## Text section:

Kol Nidre – 10 Tishrei 5777
I
“Baruch She’amar V’Haya HaOlam.” Blessed is God who spoke and the world came to be.1
These words, composed by our rabbis, are part of our Shabbat morning liturgy. There’s a certain symmetry to that, isn’t there? How was our world created? For Jews… through speech. Through language, verbal wrestling, and healthy arguments. Through ideas, and through attempts to speak our minds in ways that would evolve as our world evolved.
God continued, in our creation story, to fashion distinctions among what had been tohu va’vohu – unformed and void. Light was separated from darkness, sky from water, moon and sun and stars from sky.2 And then as we know of course, the jewel in creation’s crown. Human beings, who would live in harmony, with moral consciousness in the Garden of Eden. Life would be lush in its beauty and ease. Although there was the small matter of this one tree whose fruit God forbade them to taste. Every other tree was fine, but that one…
We all probably know the outcome of that part of the story. Eve, then Adam inevitably ate from the ever alluring Tree of Knowledge … as most of us would under similar circumstances! In so doing, they too became instigators of speech. They created the Torah’s first question.
It was a single word: “Ayecha?”3 Where are you?
Like children who break a precious possession they had been told not to play with, they were frightened, these first humans… and they hid among the trees of the Garden.
“Ayecha?” God called to them. Now God knew perfectly well where they were. That wasn’t the question. The real question was not “where have you run on the outside?” but “where have you run on the inside? Where have your fears and your sense of dread exiled you?”
Ayecha. Where?
Adam and Eve were already a long way from Eden. They just didn’t know it yet. On this holiest of nights, as we step back to consider the time between last Yom Kippur and this one, the truth begins to burn through. We are a long way from Eden as well.
II
It was just about a year ago, wasn’t it? That we stood here together feeling the first seismic shifts. The first earthquake-like rumblings and intimations that our nation, always a long way from Edenic utopia, was about to fall even farther. What a time we have been through, and are living through still. A year filled with everything we acknowledge and ask forgiveness for tonight: rancor and misunderstanding, bigotry, acts of violence and worse.
Consider the words of the “Al Chet” we chanted earlier. It’s amazing how many of these phrases have their roots in the language we use. “The harm we have caused in Your world through the words of our mouths… and harm we have caused in Your world through careless speech. (The) harm we have caused through gossip and rumor; through insincere apologies, and with a slanderous tongue.”4
There is an old story of a woman who goes to her rabbi before Yom Kippur to confess, in a manner of speaking, that she is somewhat of a gossip. “Although rabbi, I like to think of it more as a valuable public service. I hear things that people should know. It’s my special pleasure,” she shrugs, “and really how much harm can it do? After all, it’s not as though I were hitting or kicking someone, God forbid.”

## Provided material:
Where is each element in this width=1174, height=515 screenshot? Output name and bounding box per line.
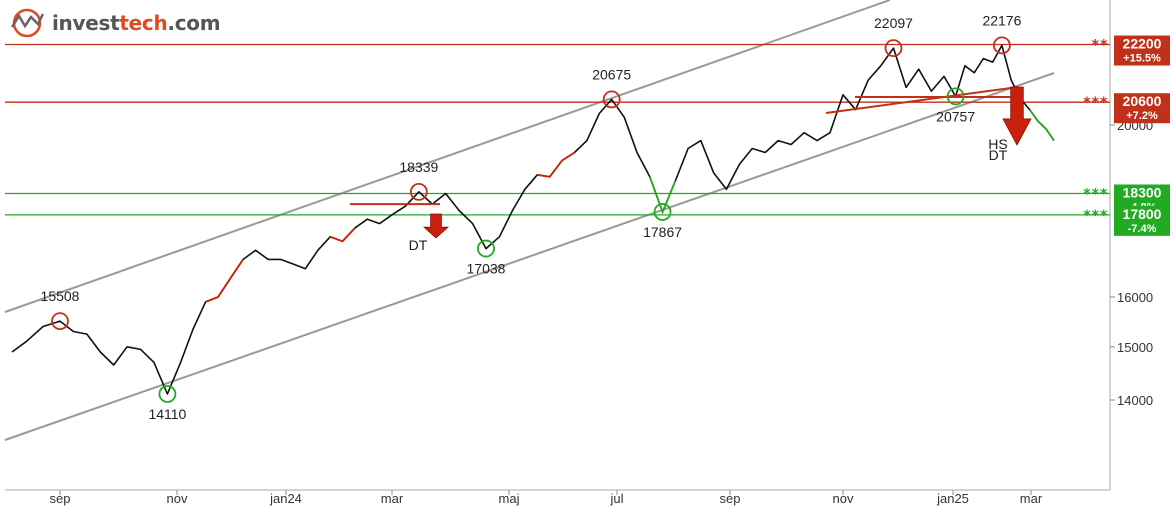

## Given request:
Reproduce the Kol Nidre text word for word from "God continued, in" to "Where are you?".

## Answer to the task:
God continued, in our creation story, to fashion distinctions among what had been tohu va’vohu – unformed and void. Light was separated from darkness, sky from water, moon and sun and stars from sky.2 And then as we know of course, the jewel in creation’s crown. Human beings, who would live in harmony, with moral consciousness in the Garden of Eden. Life would be lush in its beauty and ease. Although there was the small matter of this one tree whose fruit God forbade them to taste. Every other tree was fine, but that one…
We all probably know the outcome of that part of the story. Eve, then Adam inevitably ate from the ever alluring Tree of Knowledge … as most of us would under similar circumstances! In so doing, they too became instigators of speech. They created the Torah’s first question.
It was a single word: “Ayecha?”3 Where are you?